--- Start ---
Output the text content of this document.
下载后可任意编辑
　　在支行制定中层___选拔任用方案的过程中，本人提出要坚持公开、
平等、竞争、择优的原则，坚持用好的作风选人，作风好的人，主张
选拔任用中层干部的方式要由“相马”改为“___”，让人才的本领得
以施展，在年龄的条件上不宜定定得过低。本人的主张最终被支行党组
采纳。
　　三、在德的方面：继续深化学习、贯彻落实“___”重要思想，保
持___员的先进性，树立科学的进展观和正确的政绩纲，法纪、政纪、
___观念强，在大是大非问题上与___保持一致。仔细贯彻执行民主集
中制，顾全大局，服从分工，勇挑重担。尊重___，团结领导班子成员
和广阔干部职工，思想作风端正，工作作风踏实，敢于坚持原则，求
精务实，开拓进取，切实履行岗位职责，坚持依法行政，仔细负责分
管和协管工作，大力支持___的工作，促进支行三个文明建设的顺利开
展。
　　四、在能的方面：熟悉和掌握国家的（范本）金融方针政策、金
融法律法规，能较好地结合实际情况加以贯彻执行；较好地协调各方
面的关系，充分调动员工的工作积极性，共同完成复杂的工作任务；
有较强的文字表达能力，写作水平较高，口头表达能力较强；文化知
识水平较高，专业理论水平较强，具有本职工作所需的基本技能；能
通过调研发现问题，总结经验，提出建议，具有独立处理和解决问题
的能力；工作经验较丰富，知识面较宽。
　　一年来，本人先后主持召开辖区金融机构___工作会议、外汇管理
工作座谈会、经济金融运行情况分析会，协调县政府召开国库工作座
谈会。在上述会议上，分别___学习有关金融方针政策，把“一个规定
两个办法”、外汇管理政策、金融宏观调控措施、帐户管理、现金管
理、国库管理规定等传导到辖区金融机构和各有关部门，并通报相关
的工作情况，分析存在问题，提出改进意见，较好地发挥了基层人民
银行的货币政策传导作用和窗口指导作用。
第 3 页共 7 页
--- End ---
• _STATED TASK_: Write out the whole listing again, exactly as it stands.

• _OUTPUT OF THE TASK_:
Output the text content of this document.
下载后可任意编辑
　　在支行制定中层___选拔任用方案的过程中，本人提出要坚持公开、
平等、竞争、择优的原则，坚持用好的作风选人，作风好的人，主张
选拔任用中层干部的方式要由“相马”改为“___”，让人才的本领得
以施展，在年龄的条件上不宜定定得过低。本人的主张最终被支行党组
采纳。
　　三、在德的方面：继续深化学习、贯彻落实“___”重要思想，保
持___员的先进性，树立科学的进展观和正确的政绩纲，法纪、政纪、
___观念强，在大是大非问题上与___保持一致。仔细贯彻执行民主集
中制，顾全大局，服从分工，勇挑重担。尊重___，团结领导班子成员
和广阔干部职工，思想作风端正，工作作风踏实，敢于坚持原则，求
精务实，开拓进取，切实履行岗位职责，坚持依法行政，仔细负责分
管和协管工作，大力支持___的工作，促进支行三个文明建设的顺利开
展。
　　四、在能的方面：熟悉和掌握国家的（范本）金融方针政策、金
融法律法规，能较好地结合实际情况加以贯彻执行；较好地协调各方
面的关系，充分调动员工的工作积极性，共同完成复杂的工作任务；
有较强的文字表达能力，写作水平较高，口头表达能力较强；文化知
识水平较高，专业理论水平较强，具有本职工作所需的基本技能；能
通过调研发现问题，总结经验，提出建议，具有独立处理和解决问题
的能力；工作经验较丰富，知识面较宽。
　　一年来，本人先后主持召开辖区金融机构___工作会议、外汇管理
工作座谈会、经济金融运行情况分析会，协调县政府召开国库工作座
谈会。在上述会议上，分别___学习有关金融方针政策，把“一个规定
两个办法”、外汇管理政策、金融宏观调控措施、帐户管理、现金管
理、国库管理规定等传导到辖区金融机构和各有关部门，并通报相关
的工作情况，分析存在问题，提出改进意见，较好地发挥了基层人民
银行的货币政策传导作用和窗口指导作用。
第 3 页共 7 页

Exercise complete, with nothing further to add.